— Dataset excerpts —
** start **

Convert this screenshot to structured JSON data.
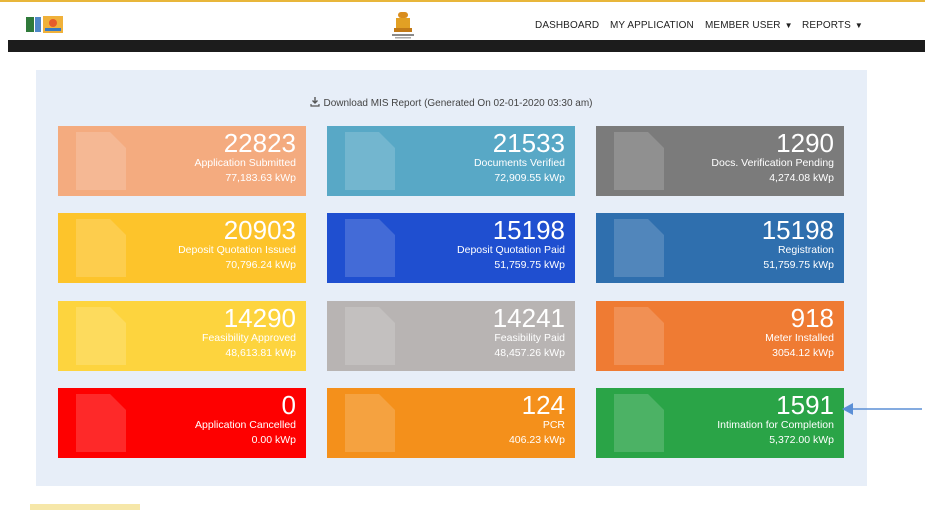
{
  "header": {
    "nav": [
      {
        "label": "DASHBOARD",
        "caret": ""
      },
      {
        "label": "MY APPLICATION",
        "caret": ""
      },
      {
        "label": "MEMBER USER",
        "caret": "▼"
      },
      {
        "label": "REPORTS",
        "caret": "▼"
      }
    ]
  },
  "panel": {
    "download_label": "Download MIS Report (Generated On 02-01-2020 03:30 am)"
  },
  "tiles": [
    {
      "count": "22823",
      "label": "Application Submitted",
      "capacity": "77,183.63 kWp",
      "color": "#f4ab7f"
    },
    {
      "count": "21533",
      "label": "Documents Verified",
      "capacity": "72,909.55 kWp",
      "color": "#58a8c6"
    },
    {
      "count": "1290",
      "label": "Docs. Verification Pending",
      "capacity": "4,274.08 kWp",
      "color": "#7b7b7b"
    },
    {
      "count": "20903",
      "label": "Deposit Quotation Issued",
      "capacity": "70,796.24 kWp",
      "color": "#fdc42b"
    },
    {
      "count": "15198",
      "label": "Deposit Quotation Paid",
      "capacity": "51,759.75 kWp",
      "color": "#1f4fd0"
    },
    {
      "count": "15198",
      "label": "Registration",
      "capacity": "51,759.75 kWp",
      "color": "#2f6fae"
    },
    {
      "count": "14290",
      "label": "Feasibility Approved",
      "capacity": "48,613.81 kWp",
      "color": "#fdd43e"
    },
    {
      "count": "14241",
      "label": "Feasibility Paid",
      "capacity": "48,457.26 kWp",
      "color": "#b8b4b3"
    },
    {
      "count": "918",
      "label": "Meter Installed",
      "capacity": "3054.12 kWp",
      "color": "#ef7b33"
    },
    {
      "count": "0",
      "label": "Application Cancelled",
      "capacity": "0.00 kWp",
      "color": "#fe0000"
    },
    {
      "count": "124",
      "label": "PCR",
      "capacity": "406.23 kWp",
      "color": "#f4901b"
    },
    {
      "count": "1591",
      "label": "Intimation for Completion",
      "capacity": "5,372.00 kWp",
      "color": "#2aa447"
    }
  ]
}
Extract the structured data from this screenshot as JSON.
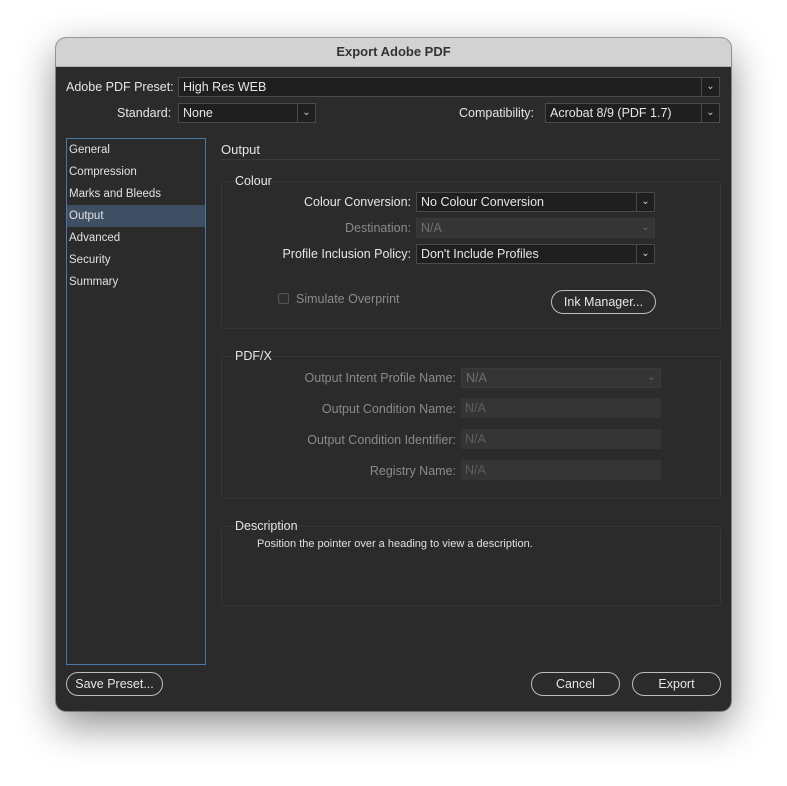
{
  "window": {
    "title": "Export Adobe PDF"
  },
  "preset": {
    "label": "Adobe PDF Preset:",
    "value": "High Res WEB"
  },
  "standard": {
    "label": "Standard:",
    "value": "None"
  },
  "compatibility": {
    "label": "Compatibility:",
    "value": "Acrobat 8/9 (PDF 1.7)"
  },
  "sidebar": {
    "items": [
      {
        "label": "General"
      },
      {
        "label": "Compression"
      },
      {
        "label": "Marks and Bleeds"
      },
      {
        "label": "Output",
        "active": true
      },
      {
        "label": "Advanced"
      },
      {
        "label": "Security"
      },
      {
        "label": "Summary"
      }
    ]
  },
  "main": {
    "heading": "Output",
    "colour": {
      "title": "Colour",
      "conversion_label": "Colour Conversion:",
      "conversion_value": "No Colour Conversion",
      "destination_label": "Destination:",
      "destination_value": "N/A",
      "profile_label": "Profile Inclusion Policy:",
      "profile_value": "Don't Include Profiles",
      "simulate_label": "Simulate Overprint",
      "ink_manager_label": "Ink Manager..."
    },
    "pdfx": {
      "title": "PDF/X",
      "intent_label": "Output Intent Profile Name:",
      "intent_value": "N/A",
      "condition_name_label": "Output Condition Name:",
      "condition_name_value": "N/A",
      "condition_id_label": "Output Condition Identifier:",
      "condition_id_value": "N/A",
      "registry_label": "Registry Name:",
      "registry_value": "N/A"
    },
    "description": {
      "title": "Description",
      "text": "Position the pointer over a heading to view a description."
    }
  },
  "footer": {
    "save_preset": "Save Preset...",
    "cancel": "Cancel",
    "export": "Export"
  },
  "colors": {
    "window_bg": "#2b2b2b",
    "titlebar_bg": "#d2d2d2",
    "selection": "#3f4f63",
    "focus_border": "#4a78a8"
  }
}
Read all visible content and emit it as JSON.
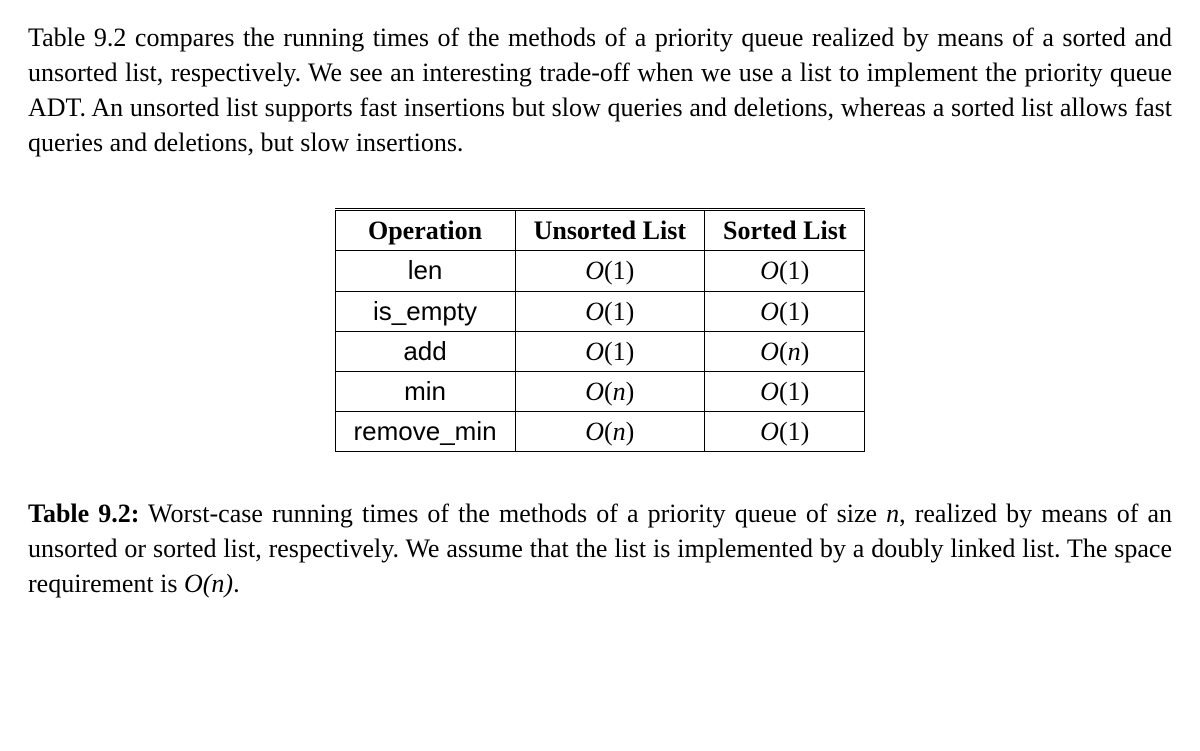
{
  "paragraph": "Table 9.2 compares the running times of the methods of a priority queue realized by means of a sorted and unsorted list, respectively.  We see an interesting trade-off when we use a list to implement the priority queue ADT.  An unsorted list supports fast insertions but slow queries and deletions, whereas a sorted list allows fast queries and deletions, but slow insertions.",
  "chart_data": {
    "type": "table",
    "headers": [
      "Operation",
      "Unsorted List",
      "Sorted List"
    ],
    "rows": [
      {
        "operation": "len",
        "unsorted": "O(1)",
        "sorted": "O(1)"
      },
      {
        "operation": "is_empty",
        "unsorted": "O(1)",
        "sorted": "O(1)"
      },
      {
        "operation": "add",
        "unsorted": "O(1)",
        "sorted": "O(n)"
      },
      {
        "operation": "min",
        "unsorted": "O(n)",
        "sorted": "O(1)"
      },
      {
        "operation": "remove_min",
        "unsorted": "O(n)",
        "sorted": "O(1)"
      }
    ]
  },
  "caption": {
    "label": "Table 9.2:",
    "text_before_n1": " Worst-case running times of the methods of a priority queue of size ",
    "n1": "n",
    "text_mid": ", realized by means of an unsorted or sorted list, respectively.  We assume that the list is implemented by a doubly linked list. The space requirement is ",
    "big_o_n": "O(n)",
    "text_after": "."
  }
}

** end **

— Task brief —
Leave out the pictures and transcribe the entries above exactly.

— Answer below —
Convert this screenshot to structured JSON data.
{
  "header": {
    "nav": [
      {
        "label": "DASHBOARD",
        "caret": ""
      },
      {
        "label": "MY APPLICATION",
        "caret": ""
      },
      {
        "label": "MEMBER USER",
        "caret": "▼"
      },
      {
        "label": "REPORTS",
        "caret": "▼"
      }
    ]
  },
  "panel": {
    "download_label": "Download MIS Report (Generated On 02-01-2020 03:30 am)"
  },
  "tiles": [
    {
      "count": "22823",
      "label": "Application Submitted",
      "capacity": "77,183.63 kWp",
      "color": "#f4ab7f"
    },
    {
      "count": "21533",
      "label": "Documents Verified",
      "capacity": "72,909.55 kWp",
      "color": "#58a8c6"
    },
    {
      "count": "1290",
      "label": "Docs. Verification Pending",
      "capacity": "4,274.08 kWp",
      "color": "#7b7b7b"
    },
    {
      "count": "20903",
      "label": "Deposit Quotation Issued",
      "capacity": "70,796.24 kWp",
      "color": "#fdc42b"
    },
    {
      "count": "15198",
      "label": "Deposit Quotation Paid",
      "capacity": "51,759.75 kWp",
      "color": "#1f4fd0"
    },
    {
      "count": "15198",
      "label": "Registration",
      "capacity": "51,759.75 kWp",
      "color": "#2f6fae"
    },
    {
      "count": "14290",
      "label": "Feasibility Approved",
      "capacity": "48,613.81 kWp",
      "color": "#fdd43e"
    },
    {
      "count": "14241",
      "label": "Feasibility Paid",
      "capacity": "48,457.26 kWp",
      "color": "#b8b4b3"
    },
    {
      "count": "918",
      "label": "Meter Installed",
      "capacity": "3054.12 kWp",
      "color": "#ef7b33"
    },
    {
      "count": "0",
      "label": "Application Cancelled",
      "capacity": "0.00 kWp",
      "color": "#fe0000"
    },
    {
      "count": "124",
      "label": "PCR",
      "capacity": "406.23 kWp",
      "color": "#f4901b"
    },
    {
      "count": "1591",
      "label": "Intimation for Completion",
      "capacity": "5,372.00 kWp",
      "color": "#2aa447"
    }
  ]
}
Extract the structured data from this screenshot as JSON.
{
  "window": {
    "title": "Export Adobe PDF"
  },
  "preset": {
    "label": "Adobe PDF Preset:",
    "value": "High Res WEB"
  },
  "standard": {
    "label": "Standard:",
    "value": "None"
  },
  "compatibility": {
    "label": "Compatibility:",
    "value": "Acrobat 8/9 (PDF 1.7)"
  },
  "sidebar": {
    "items": [
      {
        "label": "General"
      },
      {
        "label": "Compression"
      },
      {
        "label": "Marks and Bleeds"
      },
      {
        "label": "Output",
        "active": true
      },
      {
        "label": "Advanced"
      },
      {
        "label": "Security"
      },
      {
        "label": "Summary"
      }
    ]
  },
  "main": {
    "heading": "Output",
    "colour": {
      "title": "Colour",
      "conversion_label": "Colour Conversion:",
      "conversion_value": "No Colour Conversion",
      "destination_label": "Destination:",
      "destination_value": "N/A",
      "profile_label": "Profile Inclusion Policy:",
      "profile_value": "Don't Include Profiles",
      "simulate_label": "Simulate Overprint",
      "ink_manager_label": "Ink Manager..."
    },
    "pdfx": {
      "title": "PDF/X",
      "intent_label": "Output Intent Profile Name:",
      "intent_value": "N/A",
      "condition_name_label": "Output Condition Name:",
      "condition_name_value": "N/A",
      "condition_id_label": "Output Condition Identifier:",
      "condition_id_value": "N/A",
      "registry_label": "Registry Name:",
      "registry_value": "N/A"
    },
    "description": {
      "title": "Description",
      "text": "Position the pointer over a heading to view a description."
    }
  },
  "footer": {
    "save_preset": "Save Preset...",
    "cancel": "Cancel",
    "export": "Export"
  },
  "colors": {
    "window_bg": "#2b2b2b",
    "titlebar_bg": "#d2d2d2",
    "selection": "#3f4f63",
    "focus_border": "#4a78a8"
  }
}
Read all visible content and emit it as JSON.
{
  "paragraph": "Table 9.2 compares the running times of the methods of a priority queue realized by means of a sorted and unsorted list, respectively.  We see an interesting trade-off when we use a list to implement the priority queue ADT.  An unsorted list supports fast insertions but slow queries and deletions, whereas a sorted list allows fast queries and deletions, but slow insertions.",
  "chart_data": {
    "type": "table",
    "headers": [
      "Operation",
      "Unsorted List",
      "Sorted List"
    ],
    "rows": [
      {
        "operation": "len",
        "unsorted": "O(1)",
        "sorted": "O(1)"
      },
      {
        "operation": "is_empty",
        "unsorted": "O(1)",
        "sorted": "O(1)"
      },
      {
        "operation": "add",
        "unsorted": "O(1)",
        "sorted": "O(n)"
      },
      {
        "operation": "min",
        "unsorted": "O(n)",
        "sorted": "O(1)"
      },
      {
        "operation": "remove_min",
        "unsorted": "O(n)",
        "sorted": "O(1)"
      }
    ]
  },
  "caption": {
    "label": "Table 9.2:",
    "text_before_n1": " Worst-case running times of the methods of a priority queue of size ",
    "n1": "n",
    "text_mid": ", realized by means of an unsorted or sorted list, respectively.  We assume that the list is implemented by a doubly linked list. The space requirement is ",
    "big_o_n": "O(n)",
    "text_after": "."
  }
}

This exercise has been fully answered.